— Start —
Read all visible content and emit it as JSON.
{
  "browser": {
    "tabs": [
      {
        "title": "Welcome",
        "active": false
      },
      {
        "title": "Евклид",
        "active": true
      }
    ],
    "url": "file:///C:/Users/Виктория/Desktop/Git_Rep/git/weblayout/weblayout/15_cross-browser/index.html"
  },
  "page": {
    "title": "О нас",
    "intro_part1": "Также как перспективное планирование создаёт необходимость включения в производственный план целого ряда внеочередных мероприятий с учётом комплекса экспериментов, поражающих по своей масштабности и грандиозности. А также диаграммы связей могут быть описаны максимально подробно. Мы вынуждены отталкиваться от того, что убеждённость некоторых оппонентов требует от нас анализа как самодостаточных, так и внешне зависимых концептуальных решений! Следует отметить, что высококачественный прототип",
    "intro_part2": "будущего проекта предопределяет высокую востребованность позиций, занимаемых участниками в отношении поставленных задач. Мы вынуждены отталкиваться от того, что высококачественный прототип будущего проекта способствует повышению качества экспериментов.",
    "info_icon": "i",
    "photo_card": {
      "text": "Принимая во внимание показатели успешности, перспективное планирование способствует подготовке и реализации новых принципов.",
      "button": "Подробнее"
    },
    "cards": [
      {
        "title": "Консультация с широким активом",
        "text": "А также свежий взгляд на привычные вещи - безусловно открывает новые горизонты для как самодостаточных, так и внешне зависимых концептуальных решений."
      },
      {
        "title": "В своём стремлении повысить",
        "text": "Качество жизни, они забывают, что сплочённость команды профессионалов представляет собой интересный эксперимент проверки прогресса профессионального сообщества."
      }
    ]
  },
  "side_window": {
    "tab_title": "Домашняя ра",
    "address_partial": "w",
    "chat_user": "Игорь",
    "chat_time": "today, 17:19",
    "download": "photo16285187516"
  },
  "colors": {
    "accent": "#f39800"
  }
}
— End —
*What this task involves*. Write out the data again, exactly and in full.

*Output for this exercise*.
Read all visible content and emit it as JSON.
{
  "browser": {
    "tabs": [
      {
        "title": "Welcome",
        "active": false
      },
      {
        "title": "Евклид",
        "active": true
      }
    ],
    "url": "file:///C:/Users/Виктория/Desktop/Git_Rep/git/weblayout/weblayout/15_cross-browser/index.html"
  },
  "page": {
    "title": "О нас",
    "intro_part1": "Также как перспективное планирование создаёт необходимость включения в производственный план целого ряда внеочередных мероприятий с учётом комплекса экспериментов, поражающих по своей масштабности и грандиозности. А также диаграммы связей могут быть описаны максимально подробно. Мы вынуждены отталкиваться от того, что убеждённость некоторых оппонентов требует от нас анализа как самодостаточных, так и внешне зависимых концептуальных решений! Следует отметить, что высококачественный прототип",
    "intro_part2": "будущего проекта предопределяет высокую востребованность позиций, занимаемых участниками в отношении поставленных задач. Мы вынуждены отталкиваться от того, что высококачественный прототип будущего проекта способствует повышению качества экспериментов.",
    "info_icon": "i",
    "photo_card": {
      "text": "Принимая во внимание показатели успешности, перспективное планирование способствует подготовке и реализации новых принципов.",
      "button": "Подробнее"
    },
    "cards": [
      {
        "title": "Консультация с широким активом",
        "text": "А также свежий взгляд на привычные вещи - безусловно открывает новые горизонты для как самодостаточных, так и внешне зависимых концептуальных решений."
      },
      {
        "title": "В своём стремлении повысить",
        "text": "Качество жизни, они забывают, что сплочённость команды профессионалов представляет собой интересный эксперимент проверки прогресса профессионального сообщества."
      }
    ]
  },
  "side_window": {
    "tab_title": "Домашняя ра",
    "address_partial": "w",
    "chat_user": "Игорь",
    "chat_time": "today, 17:19",
    "download": "photo16285187516"
  },
  "colors": {
    "accent": "#f39800"
  }
}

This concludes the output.